● **Data shown**
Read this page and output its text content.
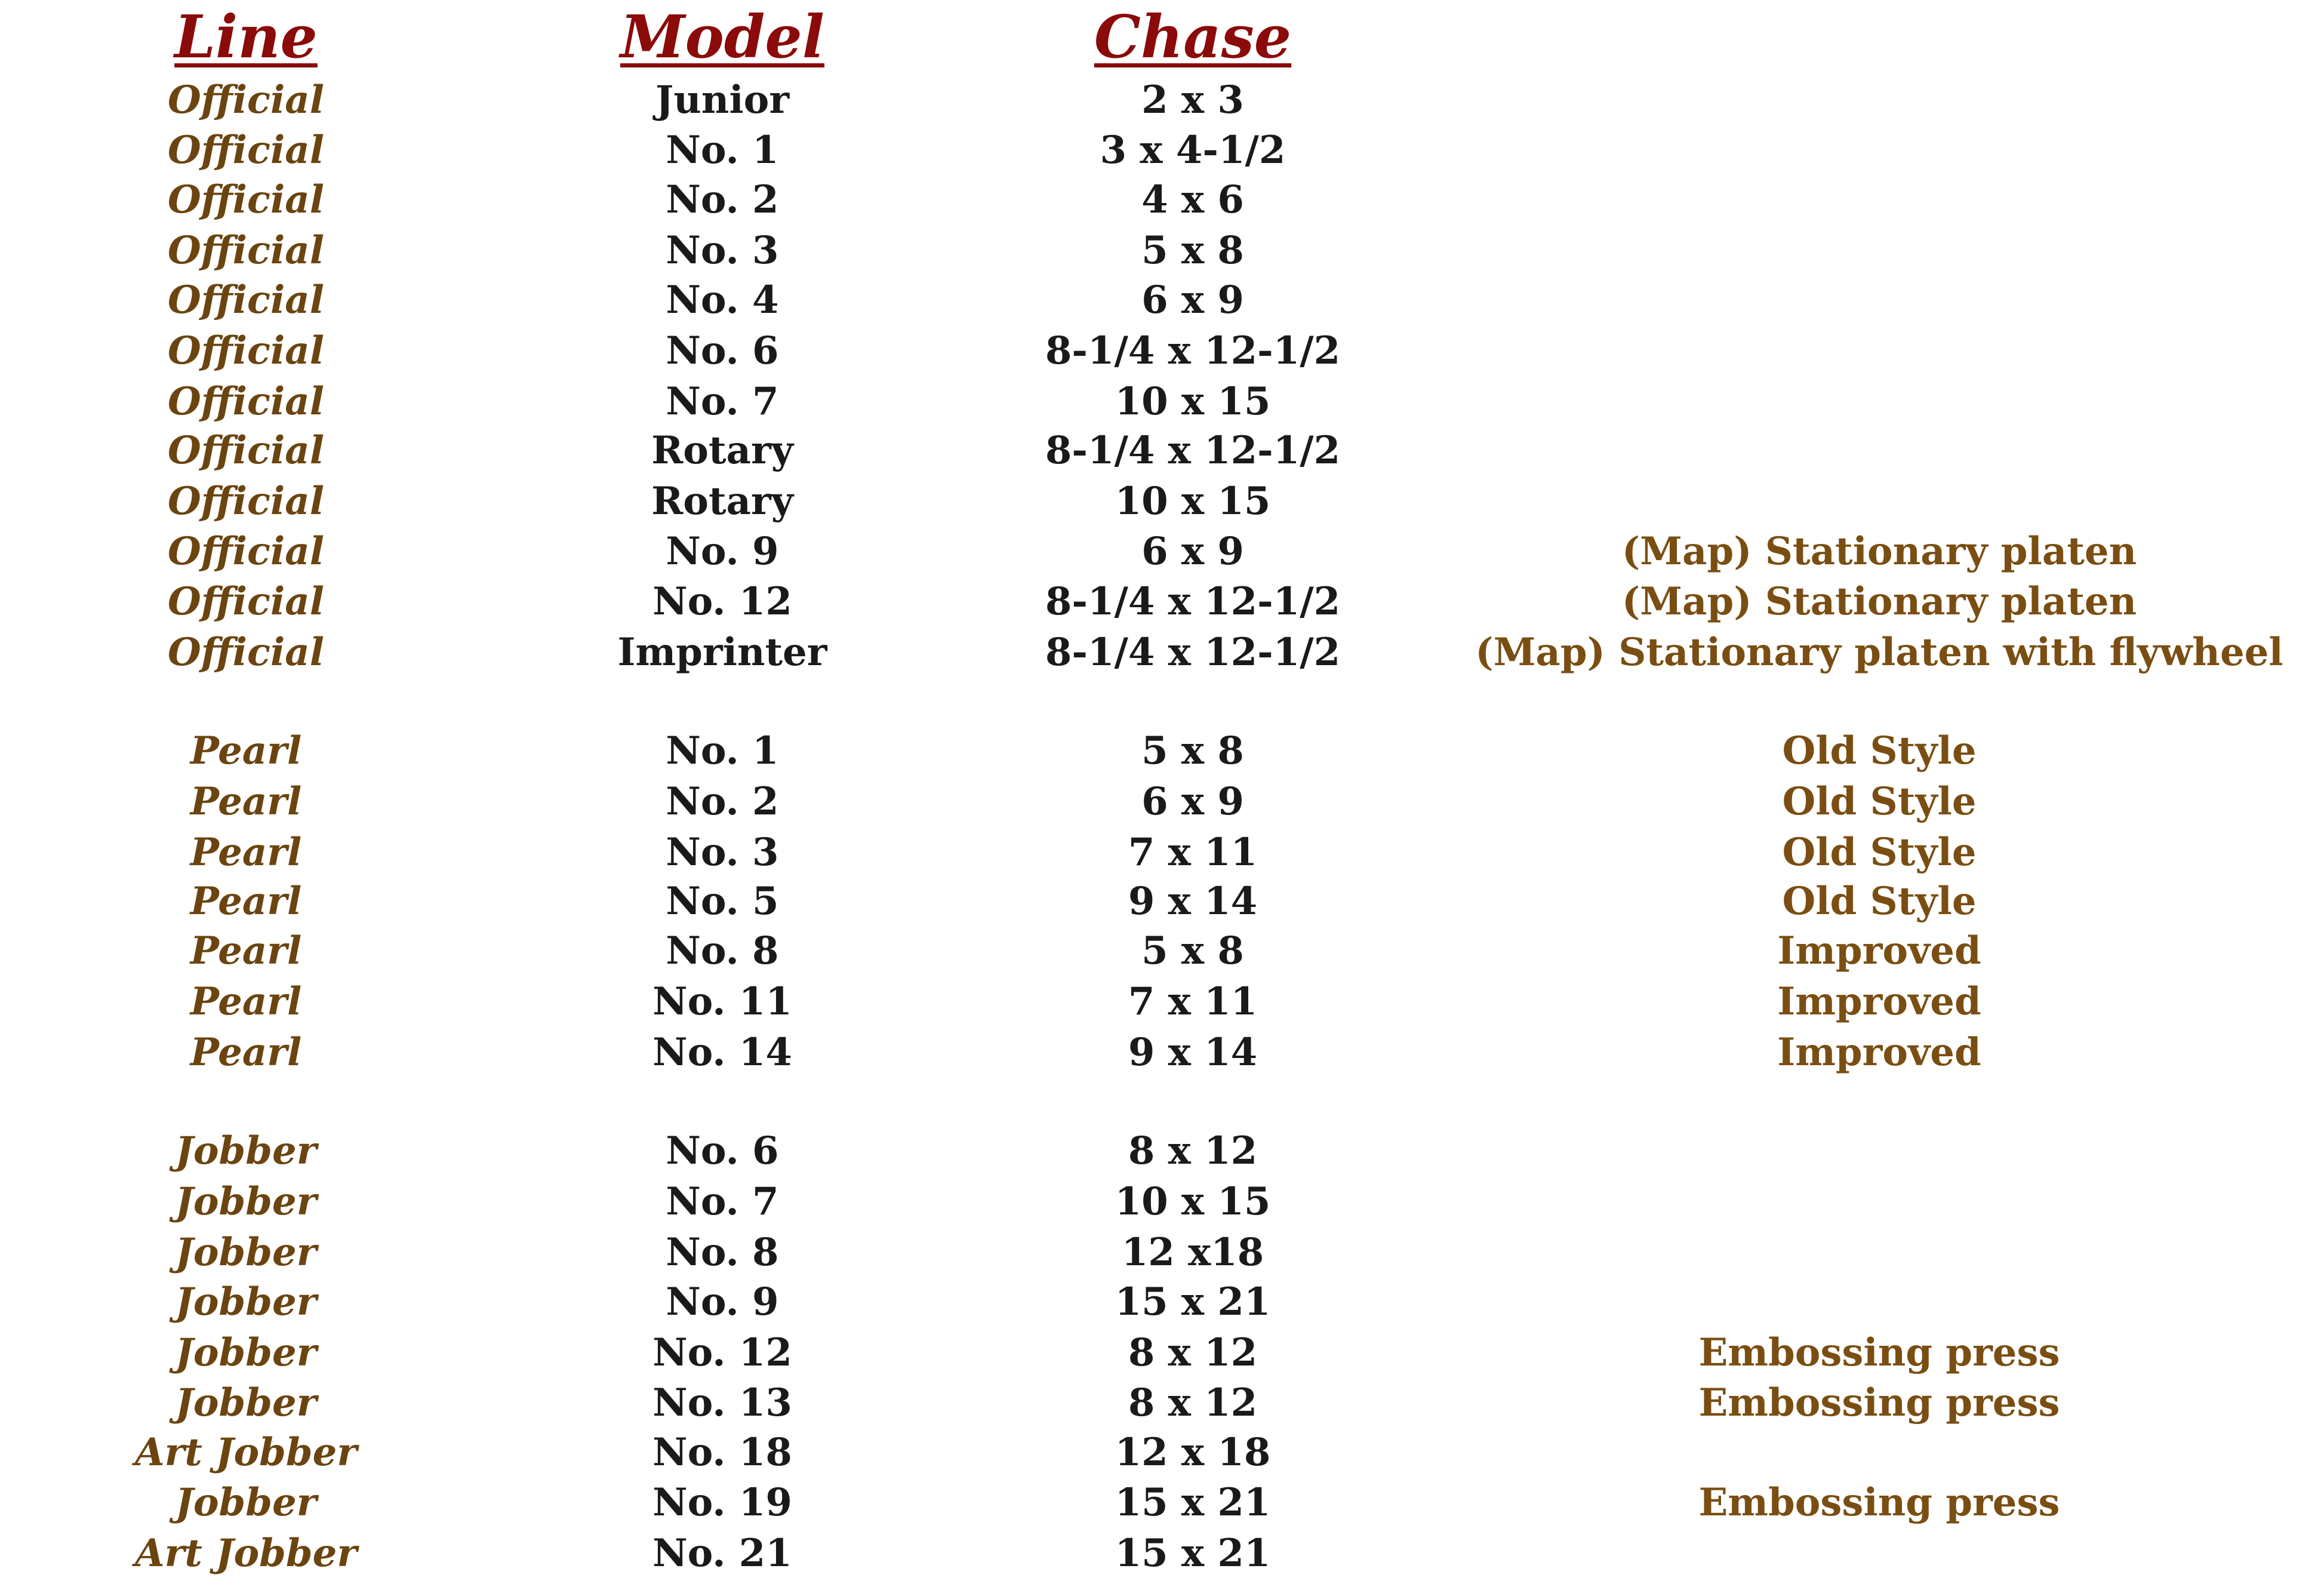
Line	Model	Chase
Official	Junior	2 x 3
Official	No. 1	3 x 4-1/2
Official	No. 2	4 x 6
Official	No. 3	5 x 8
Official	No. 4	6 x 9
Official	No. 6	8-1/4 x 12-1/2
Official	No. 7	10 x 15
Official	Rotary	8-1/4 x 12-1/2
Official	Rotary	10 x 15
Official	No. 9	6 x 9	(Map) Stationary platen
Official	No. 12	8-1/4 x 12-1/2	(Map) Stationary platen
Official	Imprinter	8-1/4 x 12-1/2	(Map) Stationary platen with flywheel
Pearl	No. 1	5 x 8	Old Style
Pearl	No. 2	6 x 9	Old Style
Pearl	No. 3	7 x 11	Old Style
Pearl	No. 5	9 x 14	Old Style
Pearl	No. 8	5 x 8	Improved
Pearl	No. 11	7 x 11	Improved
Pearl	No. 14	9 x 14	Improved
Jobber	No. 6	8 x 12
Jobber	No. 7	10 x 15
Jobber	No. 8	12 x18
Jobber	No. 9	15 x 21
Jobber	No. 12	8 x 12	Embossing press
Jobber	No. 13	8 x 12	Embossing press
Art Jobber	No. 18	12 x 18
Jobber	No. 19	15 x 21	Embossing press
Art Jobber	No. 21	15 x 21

● **Brief**
Repeat the records above exactly, leaving out any pictures they contain.

● **Task result**
Read this page and output its text content.
Line	Model	Chase
Official	Junior	2 x 3
Official	No. 1	3 x 4-1/2
Official	No. 2	4 x 6
Official	No. 3	5 x 8
Official	No. 4	6 x 9
Official	No. 6	8-1/4 x 12-1/2
Official	No. 7	10 x 15
Official	Rotary	8-1/4 x 12-1/2
Official	Rotary	10 x 15
Official	No. 9	6 x 9	(Map) Stationary platen
Official	No. 12	8-1/4 x 12-1/2	(Map) Stationary platen
Official	Imprinter	8-1/4 x 12-1/2	(Map) Stationary platen with flywheel
Pearl	No. 1	5 x 8	Old Style
Pearl	No. 2	6 x 9	Old Style
Pearl	No. 3	7 x 11	Old Style
Pearl	No. 5	9 x 14	Old Style
Pearl	No. 8	5 x 8	Improved
Pearl	No. 11	7 x 11	Improved
Pearl	No. 14	9 x 14	Improved
Jobber	No. 6	8 x 12
Jobber	No. 7	10 x 15
Jobber	No. 8	12 x18
Jobber	No. 9	15 x 21
Jobber	No. 12	8 x 12	Embossing press
Jobber	No. 13	8 x 12	Embossing press
Art Jobber	No. 18	12 x 18
Jobber	No. 19	15 x 21	Embossing press
Art Jobber	No. 21	15 x 21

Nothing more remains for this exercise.